DATA FOR THIS EXERCISE –

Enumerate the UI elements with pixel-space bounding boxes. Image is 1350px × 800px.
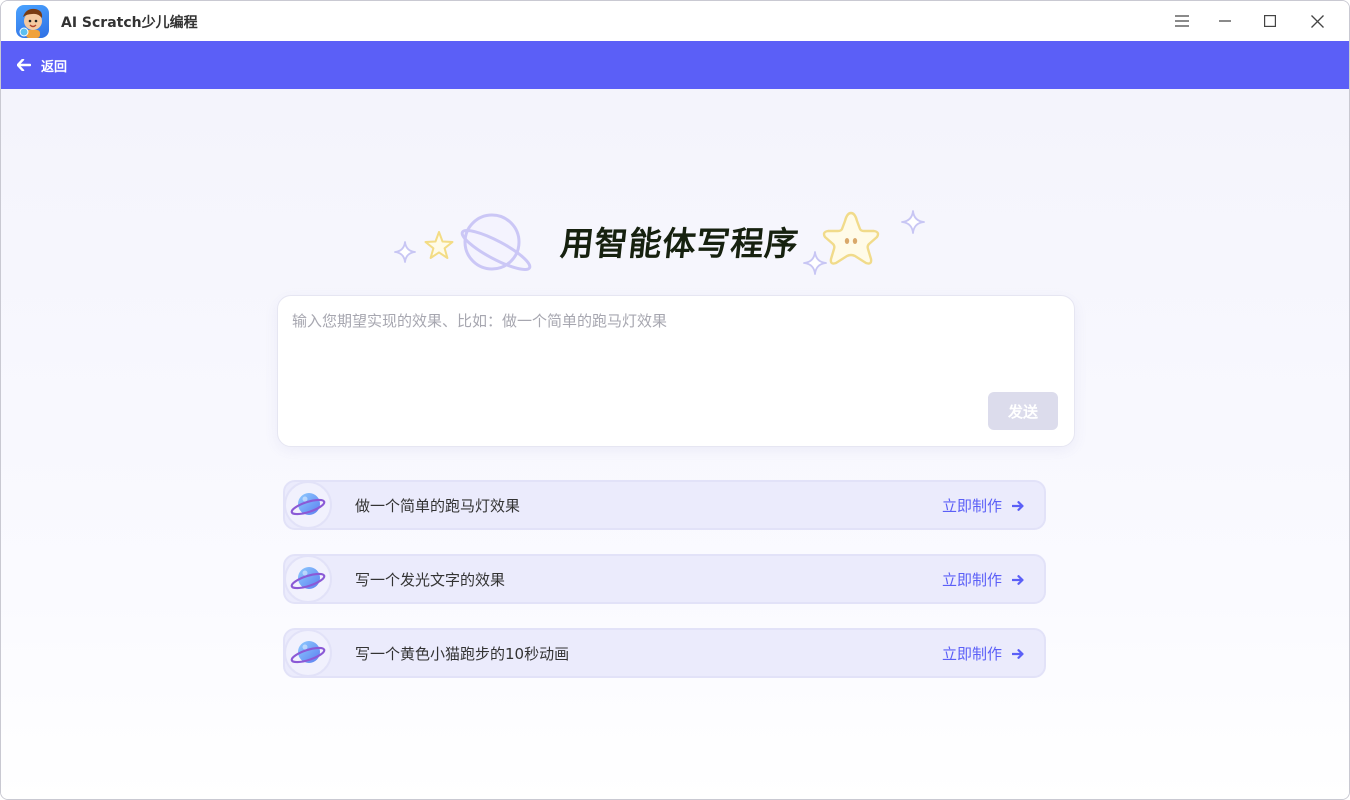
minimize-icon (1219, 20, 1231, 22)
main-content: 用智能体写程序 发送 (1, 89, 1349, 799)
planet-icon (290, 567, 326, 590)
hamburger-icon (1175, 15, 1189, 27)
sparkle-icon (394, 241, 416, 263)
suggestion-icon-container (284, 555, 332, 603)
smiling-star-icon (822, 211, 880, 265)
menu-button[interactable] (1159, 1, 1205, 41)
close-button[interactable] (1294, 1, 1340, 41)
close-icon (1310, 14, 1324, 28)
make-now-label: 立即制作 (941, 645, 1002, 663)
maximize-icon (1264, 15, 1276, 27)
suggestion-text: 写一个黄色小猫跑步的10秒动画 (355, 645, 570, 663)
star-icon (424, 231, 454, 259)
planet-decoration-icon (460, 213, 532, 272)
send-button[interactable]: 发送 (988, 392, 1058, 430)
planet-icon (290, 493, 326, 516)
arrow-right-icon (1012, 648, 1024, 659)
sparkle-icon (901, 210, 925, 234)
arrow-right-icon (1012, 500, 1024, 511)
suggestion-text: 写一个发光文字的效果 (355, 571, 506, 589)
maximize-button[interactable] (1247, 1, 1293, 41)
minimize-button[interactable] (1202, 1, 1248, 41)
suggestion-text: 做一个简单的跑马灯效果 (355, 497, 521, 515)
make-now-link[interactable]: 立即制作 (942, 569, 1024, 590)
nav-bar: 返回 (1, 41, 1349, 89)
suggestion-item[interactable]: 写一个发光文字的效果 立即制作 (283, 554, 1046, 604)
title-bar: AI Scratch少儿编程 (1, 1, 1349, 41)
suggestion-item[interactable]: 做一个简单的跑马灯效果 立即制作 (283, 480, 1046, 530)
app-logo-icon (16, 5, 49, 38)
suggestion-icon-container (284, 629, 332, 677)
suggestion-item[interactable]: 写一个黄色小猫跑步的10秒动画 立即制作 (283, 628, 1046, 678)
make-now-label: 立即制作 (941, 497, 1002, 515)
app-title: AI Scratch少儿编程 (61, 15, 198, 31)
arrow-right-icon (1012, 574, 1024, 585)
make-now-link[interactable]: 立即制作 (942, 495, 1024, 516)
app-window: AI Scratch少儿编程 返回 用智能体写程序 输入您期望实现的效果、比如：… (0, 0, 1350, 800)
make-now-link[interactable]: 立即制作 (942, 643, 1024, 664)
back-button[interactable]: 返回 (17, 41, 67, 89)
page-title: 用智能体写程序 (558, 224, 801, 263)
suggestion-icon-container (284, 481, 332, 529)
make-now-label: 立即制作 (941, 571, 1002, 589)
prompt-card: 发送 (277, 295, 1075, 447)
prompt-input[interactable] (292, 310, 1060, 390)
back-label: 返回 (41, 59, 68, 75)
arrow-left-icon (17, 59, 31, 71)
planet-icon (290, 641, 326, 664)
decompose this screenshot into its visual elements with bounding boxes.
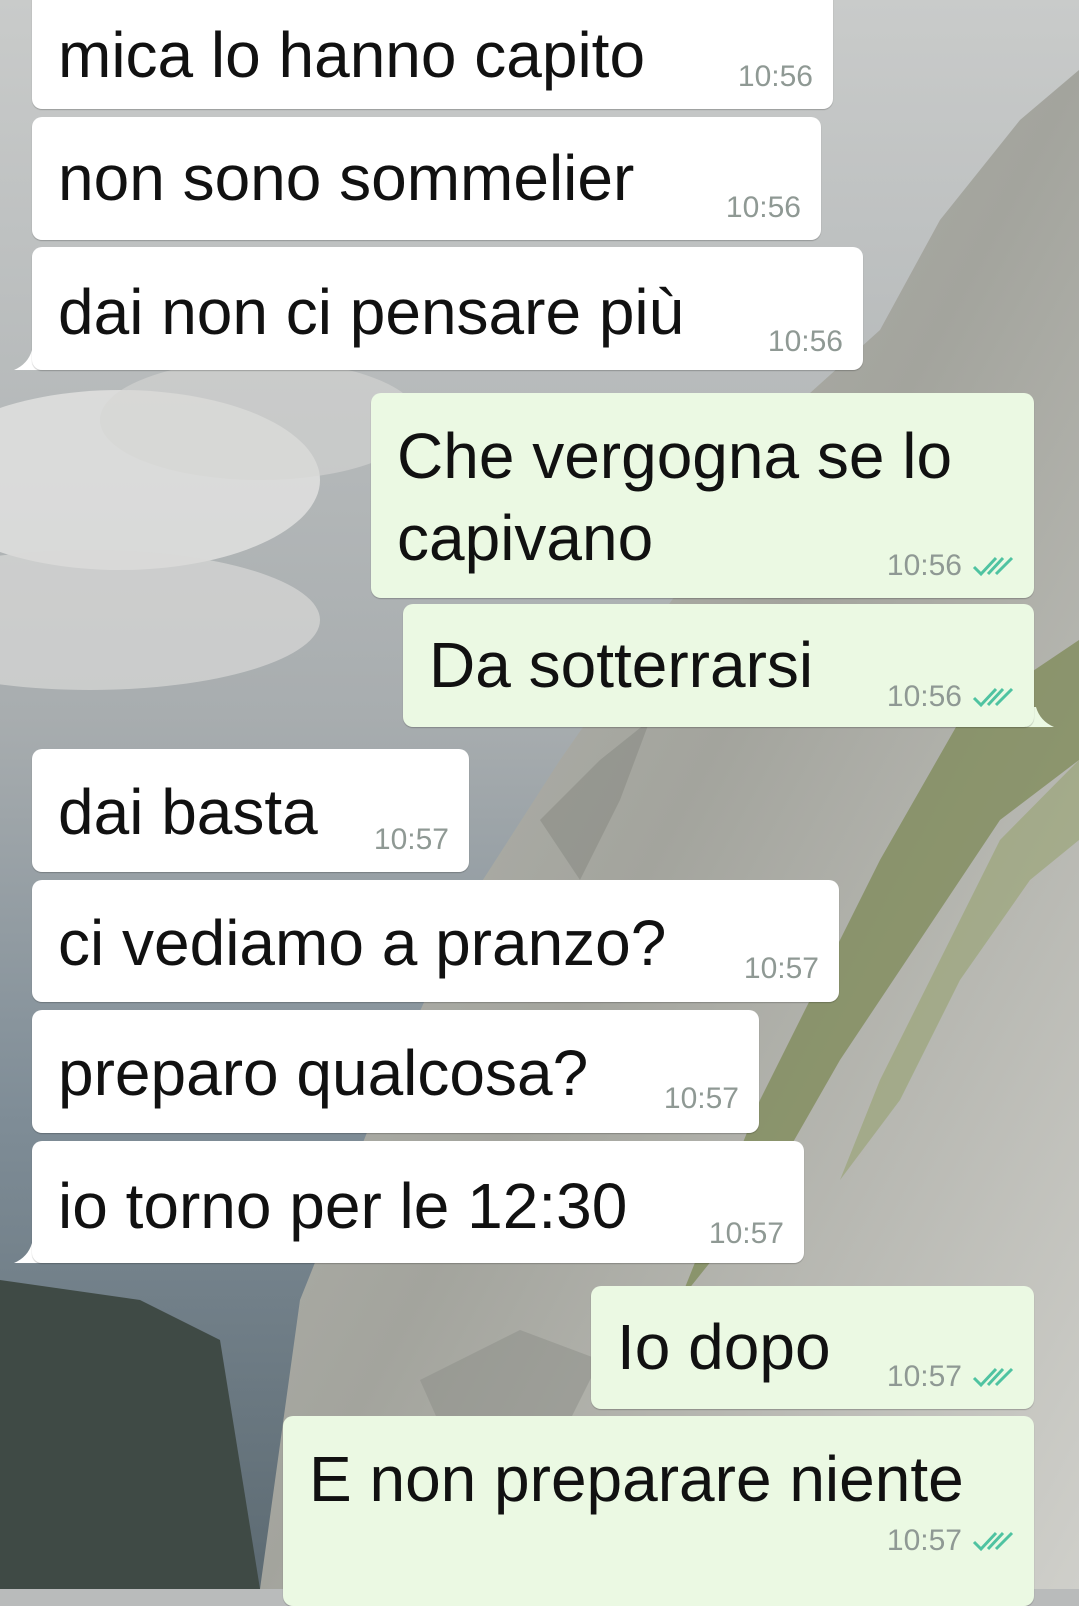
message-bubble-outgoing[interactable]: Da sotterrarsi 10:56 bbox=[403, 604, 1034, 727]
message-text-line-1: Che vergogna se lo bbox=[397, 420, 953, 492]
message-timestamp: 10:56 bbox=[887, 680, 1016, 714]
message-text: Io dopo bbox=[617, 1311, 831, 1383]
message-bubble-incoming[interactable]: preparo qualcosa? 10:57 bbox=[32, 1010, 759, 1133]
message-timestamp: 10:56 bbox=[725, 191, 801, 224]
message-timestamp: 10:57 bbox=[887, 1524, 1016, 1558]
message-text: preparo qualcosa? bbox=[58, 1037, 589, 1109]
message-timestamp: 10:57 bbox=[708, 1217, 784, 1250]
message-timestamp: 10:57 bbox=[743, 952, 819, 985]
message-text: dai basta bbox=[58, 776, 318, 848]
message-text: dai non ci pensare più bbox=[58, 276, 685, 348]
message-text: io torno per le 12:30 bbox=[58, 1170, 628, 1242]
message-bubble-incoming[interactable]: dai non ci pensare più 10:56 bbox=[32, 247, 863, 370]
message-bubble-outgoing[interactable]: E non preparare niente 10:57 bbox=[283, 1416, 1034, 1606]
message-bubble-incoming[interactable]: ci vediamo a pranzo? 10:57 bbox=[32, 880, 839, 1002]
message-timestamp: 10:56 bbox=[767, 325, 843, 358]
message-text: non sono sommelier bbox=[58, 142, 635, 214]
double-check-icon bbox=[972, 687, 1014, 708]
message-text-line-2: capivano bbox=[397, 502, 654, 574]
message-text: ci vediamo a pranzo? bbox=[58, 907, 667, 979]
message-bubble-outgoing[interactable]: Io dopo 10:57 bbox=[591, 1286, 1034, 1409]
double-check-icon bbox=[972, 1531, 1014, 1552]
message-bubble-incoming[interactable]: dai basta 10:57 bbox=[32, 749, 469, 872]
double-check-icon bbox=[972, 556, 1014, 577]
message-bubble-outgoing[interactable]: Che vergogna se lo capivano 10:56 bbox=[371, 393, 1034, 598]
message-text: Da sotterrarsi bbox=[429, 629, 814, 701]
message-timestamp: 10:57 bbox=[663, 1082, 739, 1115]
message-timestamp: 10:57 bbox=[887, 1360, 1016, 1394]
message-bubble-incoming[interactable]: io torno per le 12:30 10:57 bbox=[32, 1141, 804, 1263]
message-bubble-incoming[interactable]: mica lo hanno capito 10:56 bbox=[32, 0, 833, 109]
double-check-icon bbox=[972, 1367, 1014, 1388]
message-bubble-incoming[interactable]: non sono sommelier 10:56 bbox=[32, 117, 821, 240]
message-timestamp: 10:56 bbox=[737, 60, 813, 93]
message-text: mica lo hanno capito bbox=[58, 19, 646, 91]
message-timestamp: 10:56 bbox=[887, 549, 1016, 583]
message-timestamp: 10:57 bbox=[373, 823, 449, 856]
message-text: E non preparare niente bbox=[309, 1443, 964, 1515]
--
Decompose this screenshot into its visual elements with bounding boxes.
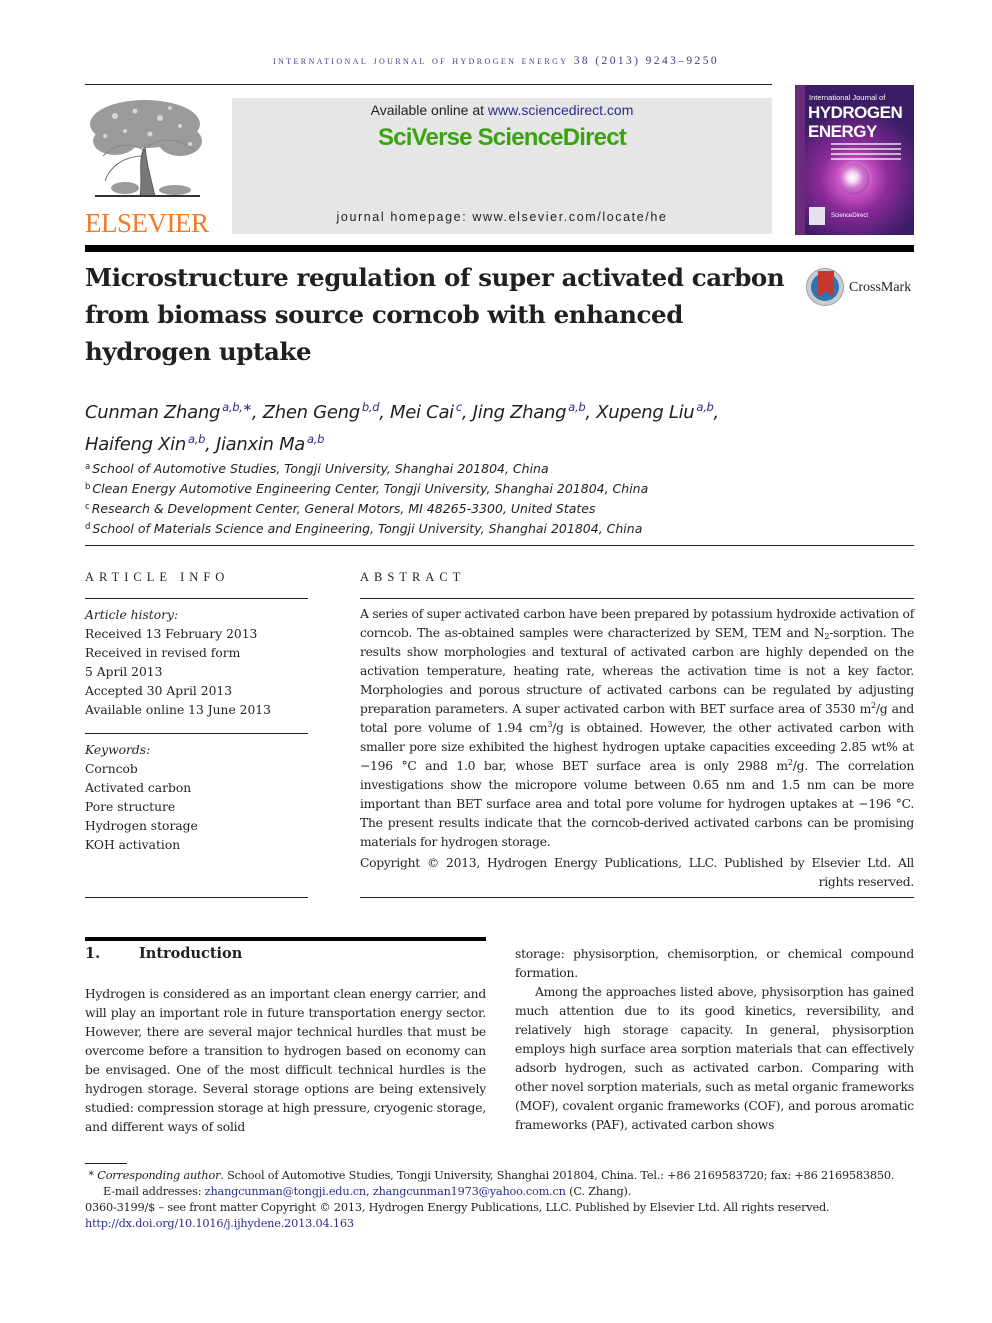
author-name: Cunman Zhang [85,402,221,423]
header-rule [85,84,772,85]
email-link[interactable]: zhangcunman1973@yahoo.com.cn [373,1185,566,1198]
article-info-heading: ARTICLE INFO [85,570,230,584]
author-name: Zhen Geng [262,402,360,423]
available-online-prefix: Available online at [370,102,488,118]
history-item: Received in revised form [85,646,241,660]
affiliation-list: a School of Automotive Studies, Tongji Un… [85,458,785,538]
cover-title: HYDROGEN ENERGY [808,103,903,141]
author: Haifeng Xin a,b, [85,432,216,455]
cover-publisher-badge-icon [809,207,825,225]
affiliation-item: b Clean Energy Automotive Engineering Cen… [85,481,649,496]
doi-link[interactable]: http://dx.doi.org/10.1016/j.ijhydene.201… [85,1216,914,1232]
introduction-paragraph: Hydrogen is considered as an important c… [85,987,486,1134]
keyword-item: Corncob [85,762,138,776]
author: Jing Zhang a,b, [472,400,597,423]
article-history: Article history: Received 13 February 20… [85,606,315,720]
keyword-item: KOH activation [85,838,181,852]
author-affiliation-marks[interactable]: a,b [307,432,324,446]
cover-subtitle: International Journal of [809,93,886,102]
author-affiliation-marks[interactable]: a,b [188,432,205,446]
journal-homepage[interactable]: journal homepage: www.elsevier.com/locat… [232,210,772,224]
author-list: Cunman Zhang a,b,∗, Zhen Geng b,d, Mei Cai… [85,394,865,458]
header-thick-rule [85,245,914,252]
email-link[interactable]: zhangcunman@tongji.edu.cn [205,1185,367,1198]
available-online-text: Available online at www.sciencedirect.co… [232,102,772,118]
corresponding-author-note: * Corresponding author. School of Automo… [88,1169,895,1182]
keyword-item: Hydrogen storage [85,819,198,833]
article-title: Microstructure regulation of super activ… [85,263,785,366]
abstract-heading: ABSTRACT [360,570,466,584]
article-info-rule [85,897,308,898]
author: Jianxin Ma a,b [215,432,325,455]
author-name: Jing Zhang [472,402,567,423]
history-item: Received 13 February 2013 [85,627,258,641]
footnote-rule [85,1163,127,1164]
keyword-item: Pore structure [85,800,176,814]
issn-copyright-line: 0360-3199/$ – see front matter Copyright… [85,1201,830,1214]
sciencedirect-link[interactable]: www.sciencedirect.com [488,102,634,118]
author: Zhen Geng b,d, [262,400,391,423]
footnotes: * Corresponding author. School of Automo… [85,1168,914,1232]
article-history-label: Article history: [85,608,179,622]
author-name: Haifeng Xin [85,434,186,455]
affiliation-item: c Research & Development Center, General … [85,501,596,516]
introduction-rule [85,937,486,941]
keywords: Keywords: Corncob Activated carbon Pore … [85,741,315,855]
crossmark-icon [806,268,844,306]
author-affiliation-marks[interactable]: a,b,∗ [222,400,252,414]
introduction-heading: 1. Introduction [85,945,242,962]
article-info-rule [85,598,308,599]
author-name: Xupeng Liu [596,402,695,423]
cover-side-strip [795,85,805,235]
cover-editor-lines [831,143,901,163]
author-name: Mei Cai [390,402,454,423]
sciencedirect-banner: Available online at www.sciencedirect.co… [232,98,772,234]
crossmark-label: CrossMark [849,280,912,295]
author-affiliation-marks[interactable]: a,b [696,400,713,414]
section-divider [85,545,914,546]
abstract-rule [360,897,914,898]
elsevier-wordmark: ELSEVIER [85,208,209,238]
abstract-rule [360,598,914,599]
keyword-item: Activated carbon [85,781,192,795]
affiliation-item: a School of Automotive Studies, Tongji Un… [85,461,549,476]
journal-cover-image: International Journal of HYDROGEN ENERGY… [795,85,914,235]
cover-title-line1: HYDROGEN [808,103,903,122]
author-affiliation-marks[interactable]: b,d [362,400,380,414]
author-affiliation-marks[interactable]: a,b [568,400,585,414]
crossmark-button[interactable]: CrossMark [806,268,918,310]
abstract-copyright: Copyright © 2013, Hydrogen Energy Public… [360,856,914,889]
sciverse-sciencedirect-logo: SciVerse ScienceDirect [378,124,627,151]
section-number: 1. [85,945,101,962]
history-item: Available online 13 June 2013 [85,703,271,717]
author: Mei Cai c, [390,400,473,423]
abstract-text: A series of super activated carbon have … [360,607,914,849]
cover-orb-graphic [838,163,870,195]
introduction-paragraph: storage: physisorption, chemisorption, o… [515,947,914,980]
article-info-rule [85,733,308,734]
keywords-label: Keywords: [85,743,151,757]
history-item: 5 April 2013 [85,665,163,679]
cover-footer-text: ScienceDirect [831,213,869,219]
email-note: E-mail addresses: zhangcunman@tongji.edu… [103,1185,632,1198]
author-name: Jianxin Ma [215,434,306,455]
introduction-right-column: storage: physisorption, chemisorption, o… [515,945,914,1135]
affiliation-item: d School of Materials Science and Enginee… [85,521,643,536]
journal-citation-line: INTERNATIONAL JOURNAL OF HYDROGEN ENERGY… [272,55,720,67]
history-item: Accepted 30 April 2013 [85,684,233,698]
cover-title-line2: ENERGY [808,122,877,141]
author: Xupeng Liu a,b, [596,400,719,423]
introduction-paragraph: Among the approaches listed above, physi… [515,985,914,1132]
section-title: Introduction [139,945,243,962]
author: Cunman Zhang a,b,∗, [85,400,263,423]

TASK OBJECTIVE – Return the lines from the one with "minimize-icon (1219, 20, 1231, 22)" up to and including the one with "prompt-input[interactable] (292, 310, 1060, 390)", copied exactly.

ANSWER FOR THE TASK –
minimize-icon (1219, 20, 1231, 22)
main-content: 用智能体写程序 发送 (1, 89, 1349, 799)
planet-icon (290, 567, 326, 590)
hamburger-icon (1175, 15, 1189, 27)
sparkle-icon (394, 241, 416, 263)
suggestion-icon-container (284, 555, 332, 603)
smiling-star-icon (822, 211, 880, 265)
menu-button[interactable] (1159, 1, 1205, 41)
close-button[interactable] (1294, 1, 1340, 41)
close-icon (1310, 14, 1324, 28)
make-now-label: 立即制作 (941, 645, 1002, 663)
maximize-icon (1264, 15, 1276, 27)
suggestion-text: 写一个黄色小猫跑步的10秒动画 (355, 645, 570, 663)
star-icon (424, 231, 454, 259)
planet-decoration-icon (460, 213, 532, 272)
send-button[interactable]: 发送 (988, 392, 1058, 430)
planet-icon (290, 493, 326, 516)
arrow-right-icon (1012, 648, 1024, 659)
sparkle-icon (901, 210, 925, 234)
arrow-right-icon (1012, 500, 1024, 511)
suggestion-text: 写一个发光文字的效果 (355, 571, 506, 589)
maximize-button[interactable] (1247, 1, 1293, 41)
minimize-button[interactable] (1202, 1, 1248, 41)
suggestion-text: 做一个简单的跑马灯效果 (355, 497, 521, 515)
make-now-link[interactable]: 立即制作 (942, 569, 1024, 590)
nav-bar: 返回 (1, 41, 1349, 89)
suggestion-item[interactable]: 写一个发光文字的效果 立即制作 (283, 554, 1046, 604)
title-bar: AI Scratch少儿编程 (1, 1, 1349, 41)
suggestion-item[interactable]: 做一个简单的跑马灯效果 立即制作 (283, 480, 1046, 530)
app-logo-icon (16, 5, 49, 38)
suggestion-icon-container (284, 629, 332, 677)
suggestion-item[interactable]: 写一个黄色小猫跑步的10秒动画 立即制作 (283, 628, 1046, 678)
make-now-label: 立即制作 (941, 497, 1002, 515)
app-title: AI Scratch少儿编程 (61, 15, 198, 31)
arrow-right-icon (1012, 574, 1024, 585)
make-now-link[interactable]: 立即制作 (942, 495, 1024, 516)
app-window: AI Scratch少儿编程 返回 用智能体写程序 输入您期望实现的效果、比如：… (0, 0, 1350, 800)
make-now-link[interactable]: 立即制作 (942, 643, 1024, 664)
back-button[interactable]: 返回 (17, 41, 67, 89)
page-title: 用智能体写程序 (558, 224, 801, 263)
suggestion-icon-container (284, 481, 332, 529)
make-now-label: 立即制作 (941, 571, 1002, 589)
prompt-card: 发送 (277, 295, 1075, 447)
prompt-input[interactable] (292, 310, 1060, 390)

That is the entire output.